ROWS –
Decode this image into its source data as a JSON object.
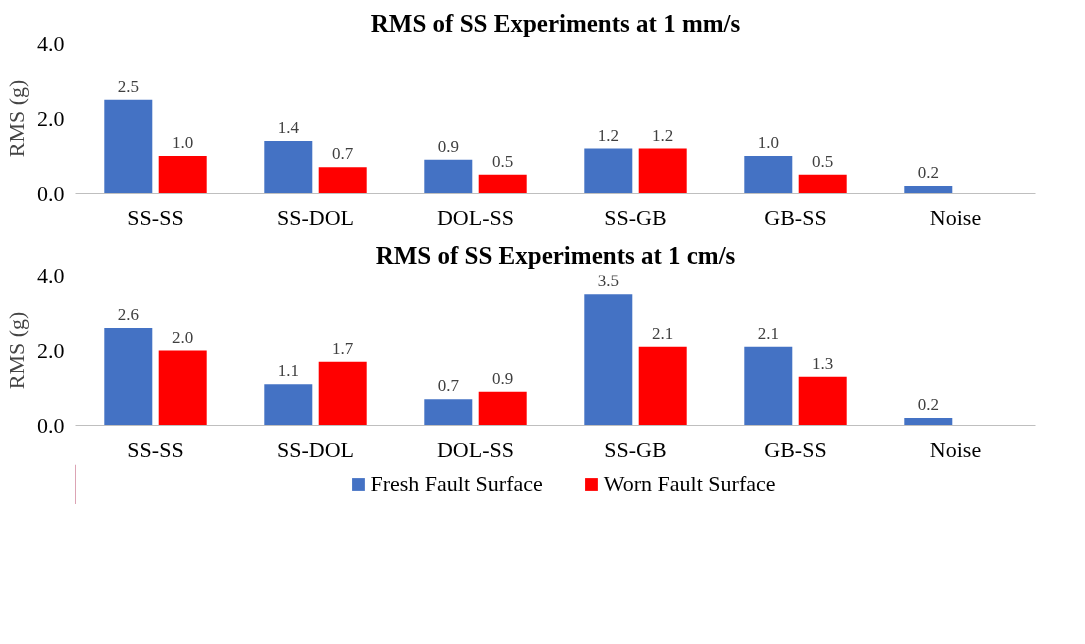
{
  "chart_data": [
    {
      "type": "bar",
      "title": "RMS of SS Experiments at 1 mm/s",
      "ylabel": "RMS (g)",
      "categories": [
        "SS-SS",
        "SS-DOL",
        "DOL-SS",
        "SS-GB",
        "GB-SS",
        "Noise"
      ],
      "series": [
        {
          "color": "#4472c4",
          "values": [
            2.5,
            1.4,
            0.9,
            1.2,
            1.0,
            0.2
          ],
          "value_labels": [
            "2.5",
            "1.4",
            "0.9",
            "1.2",
            "1.0",
            "0.2"
          ]
        },
        {
          "color": "#ff0000",
          "values": [
            1.0,
            0.7,
            0.5,
            1.2,
            0.5,
            null
          ],
          "value_labels": [
            "1.0",
            "0.7",
            "0.5",
            "1.2",
            "0.5",
            null
          ]
        }
      ],
      "ylim": [
        0,
        4
      ],
      "yticks": [
        {
          "value": 0,
          "label": "0.0"
        },
        {
          "value": 2,
          "label": "2.0"
        },
        {
          "value": 4,
          "label": "4.0"
        }
      ],
      "grid": false
    },
    {
      "type": "bar",
      "title": "RMS of SS Experiments at 1 cm/s",
      "ylabel": "RMS (g)",
      "categories": [
        "SS-SS",
        "SS-DOL",
        "DOL-SS",
        "SS-GB",
        "GB-SS",
        "Noise"
      ],
      "series": [
        {
          "name": "Fresh Fault Surface",
          "color": "#4472c4",
          "values": [
            2.6,
            1.1,
            0.7,
            3.5,
            2.1,
            0.2
          ],
          "value_labels": [
            "2.6",
            "1.1",
            "0.7",
            "3.5",
            "2.1",
            "0.2"
          ]
        },
        {
          "name": "Worn Fault Surface",
          "color": "#ff0000",
          "values": [
            2.0,
            1.7,
            0.9,
            2.1,
            1.3,
            null
          ],
          "value_labels": [
            "2.0",
            "1.7",
            "0.9",
            "2.1",
            "1.3",
            null
          ]
        }
      ],
      "ylim": [
        0,
        4
      ],
      "yticks": [
        {
          "value": 0,
          "label": "0.0"
        },
        {
          "value": 2,
          "label": "2.0"
        },
        {
          "value": 4,
          "label": "4.0"
        }
      ],
      "grid": false,
      "legend": "bottom"
    }
  ]
}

TASK OBJECTIVE – For each line above that contains the word "title", copy that line.

RIGHT ANSWER –
      "title": "RMS of SS Experiments at 1 mm/s",
      "title": "RMS of SS Experiments at 1 cm/s",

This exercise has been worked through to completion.